• What the task requires
Output every line below exactly.

>> Start

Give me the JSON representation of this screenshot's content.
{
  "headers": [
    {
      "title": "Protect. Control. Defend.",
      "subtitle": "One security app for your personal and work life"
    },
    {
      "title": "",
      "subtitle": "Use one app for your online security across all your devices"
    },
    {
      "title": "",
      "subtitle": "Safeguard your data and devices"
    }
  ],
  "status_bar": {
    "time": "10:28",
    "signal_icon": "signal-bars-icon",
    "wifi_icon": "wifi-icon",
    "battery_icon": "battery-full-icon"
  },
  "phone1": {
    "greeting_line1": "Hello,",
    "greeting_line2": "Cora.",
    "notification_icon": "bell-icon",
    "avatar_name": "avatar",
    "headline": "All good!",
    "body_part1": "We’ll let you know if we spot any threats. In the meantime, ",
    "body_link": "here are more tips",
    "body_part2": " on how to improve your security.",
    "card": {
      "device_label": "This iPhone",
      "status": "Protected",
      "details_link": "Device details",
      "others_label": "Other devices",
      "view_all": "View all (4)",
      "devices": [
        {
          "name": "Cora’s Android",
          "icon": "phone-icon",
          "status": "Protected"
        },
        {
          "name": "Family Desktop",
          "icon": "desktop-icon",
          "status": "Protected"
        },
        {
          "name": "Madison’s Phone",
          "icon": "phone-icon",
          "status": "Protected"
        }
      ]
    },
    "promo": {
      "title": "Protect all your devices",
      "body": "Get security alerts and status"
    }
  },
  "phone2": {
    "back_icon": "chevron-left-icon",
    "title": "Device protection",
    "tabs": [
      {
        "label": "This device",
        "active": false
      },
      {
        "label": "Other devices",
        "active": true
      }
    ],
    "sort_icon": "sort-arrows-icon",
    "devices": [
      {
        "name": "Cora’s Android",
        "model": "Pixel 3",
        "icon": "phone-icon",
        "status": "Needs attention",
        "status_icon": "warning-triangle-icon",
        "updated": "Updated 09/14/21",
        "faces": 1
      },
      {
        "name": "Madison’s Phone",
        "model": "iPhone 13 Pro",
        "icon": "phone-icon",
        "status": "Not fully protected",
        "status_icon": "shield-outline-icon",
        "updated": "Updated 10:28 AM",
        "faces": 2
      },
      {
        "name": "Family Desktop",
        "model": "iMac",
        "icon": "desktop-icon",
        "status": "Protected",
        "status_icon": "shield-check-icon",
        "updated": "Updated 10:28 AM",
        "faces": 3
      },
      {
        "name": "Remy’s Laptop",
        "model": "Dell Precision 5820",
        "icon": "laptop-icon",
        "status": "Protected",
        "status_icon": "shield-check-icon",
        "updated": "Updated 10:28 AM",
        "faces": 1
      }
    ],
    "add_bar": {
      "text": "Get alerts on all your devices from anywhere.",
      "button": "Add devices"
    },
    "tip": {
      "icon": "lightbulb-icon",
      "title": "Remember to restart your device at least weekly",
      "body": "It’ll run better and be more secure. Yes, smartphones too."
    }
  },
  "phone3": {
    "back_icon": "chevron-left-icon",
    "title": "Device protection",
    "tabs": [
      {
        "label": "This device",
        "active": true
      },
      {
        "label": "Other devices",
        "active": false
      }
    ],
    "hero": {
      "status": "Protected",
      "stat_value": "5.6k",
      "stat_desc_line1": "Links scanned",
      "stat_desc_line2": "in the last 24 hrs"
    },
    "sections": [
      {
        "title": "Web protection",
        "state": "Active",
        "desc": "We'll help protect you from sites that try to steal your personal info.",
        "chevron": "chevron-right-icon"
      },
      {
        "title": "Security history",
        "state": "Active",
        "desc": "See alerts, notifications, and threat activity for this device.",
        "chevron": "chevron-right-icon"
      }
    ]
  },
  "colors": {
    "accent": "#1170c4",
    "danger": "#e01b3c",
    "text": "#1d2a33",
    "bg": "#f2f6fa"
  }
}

>> End

• Finished answer
Give me the JSON representation of this screenshot's content.
{
  "headers": [
    {
      "title": "Protect. Control. Defend.",
      "subtitle": "One security app for your personal and work life"
    },
    {
      "title": "",
      "subtitle": "Use one app for your online security across all your devices"
    },
    {
      "title": "",
      "subtitle": "Safeguard your data and devices"
    }
  ],
  "status_bar": {
    "time": "10:28",
    "signal_icon": "signal-bars-icon",
    "wifi_icon": "wifi-icon",
    "battery_icon": "battery-full-icon"
  },
  "phone1": {
    "greeting_line1": "Hello,",
    "greeting_line2": "Cora.",
    "notification_icon": "bell-icon",
    "avatar_name": "avatar",
    "headline": "All good!",
    "body_part1": "We’ll let you know if we spot any threats. In the meantime, ",
    "body_link": "here are more tips",
    "body_part2": " on how to improve your security.",
    "card": {
      "device_label": "This iPhone",
      "status": "Protected",
      "details_link": "Device details",
      "others_label": "Other devices",
      "view_all": "View all (4)",
      "devices": [
        {
          "name": "Cora’s Android",
          "icon": "phone-icon",
          "status": "Protected"
        },
        {
          "name": "Family Desktop",
          "icon": "desktop-icon",
          "status": "Protected"
        },
        {
          "name": "Madison’s Phone",
          "icon": "phone-icon",
          "status": "Protected"
        }
      ]
    },
    "promo": {
      "title": "Protect all your devices",
      "body": "Get security alerts and status"
    }
  },
  "phone2": {
    "back_icon": "chevron-left-icon",
    "title": "Device protection",
    "tabs": [
      {
        "label": "This device",
        "active": false
      },
      {
        "label": "Other devices",
        "active": true
      }
    ],
    "sort_icon": "sort-arrows-icon",
    "devices": [
      {
        "name": "Cora’s Android",
        "model": "Pixel 3",
        "icon": "phone-icon",
        "status": "Needs attention",
        "status_icon": "warning-triangle-icon",
        "updated": "Updated 09/14/21",
        "faces": 1
      },
      {
        "name": "Madison’s Phone",
        "model": "iPhone 13 Pro",
        "icon": "phone-icon",
        "status": "Not fully protected",
        "status_icon": "shield-outline-icon",
        "updated": "Updated 10:28 AM",
        "faces": 2
      },
      {
        "name": "Family Desktop",
        "model": "iMac",
        "icon": "desktop-icon",
        "status": "Protected",
        "status_icon": "shield-check-icon",
        "updated": "Updated 10:28 AM",
        "faces": 3
      },
      {
        "name": "Remy’s Laptop",
        "model": "Dell Precision 5820",
        "icon": "laptop-icon",
        "status": "Protected",
        "status_icon": "shield-check-icon",
        "updated": "Updated 10:28 AM",
        "faces": 1
      }
    ],
    "add_bar": {
      "text": "Get alerts on all your devices from anywhere.",
      "button": "Add devices"
    },
    "tip": {
      "icon": "lightbulb-icon",
      "title": "Remember to restart your device at least weekly",
      "body": "It’ll run better and be more secure. Yes, smartphones too."
    }
  },
  "phone3": {
    "back_icon": "chevron-left-icon",
    "title": "Device protection",
    "tabs": [
      {
        "label": "This device",
        "active": true
      },
      {
        "label": "Other devices",
        "active": false
      }
    ],
    "hero": {
      "status": "Protected",
      "stat_value": "5.6k",
      "stat_desc_line1": "Links scanned",
      "stat_desc_line2": "in the last 24 hrs"
    },
    "sections": [
      {
        "title": "Web protection",
        "state": "Active",
        "desc": "We'll help protect you from sites that try to steal your personal info.",
        "chevron": "chevron-right-icon"
      },
      {
        "title": "Security history",
        "state": "Active",
        "desc": "See alerts, notifications, and threat activity for this device.",
        "chevron": "chevron-right-icon"
      }
    ]
  },
  "colors": {
    "accent": "#1170c4",
    "danger": "#e01b3c",
    "text": "#1d2a33",
    "bg": "#f2f6fa"
  }
}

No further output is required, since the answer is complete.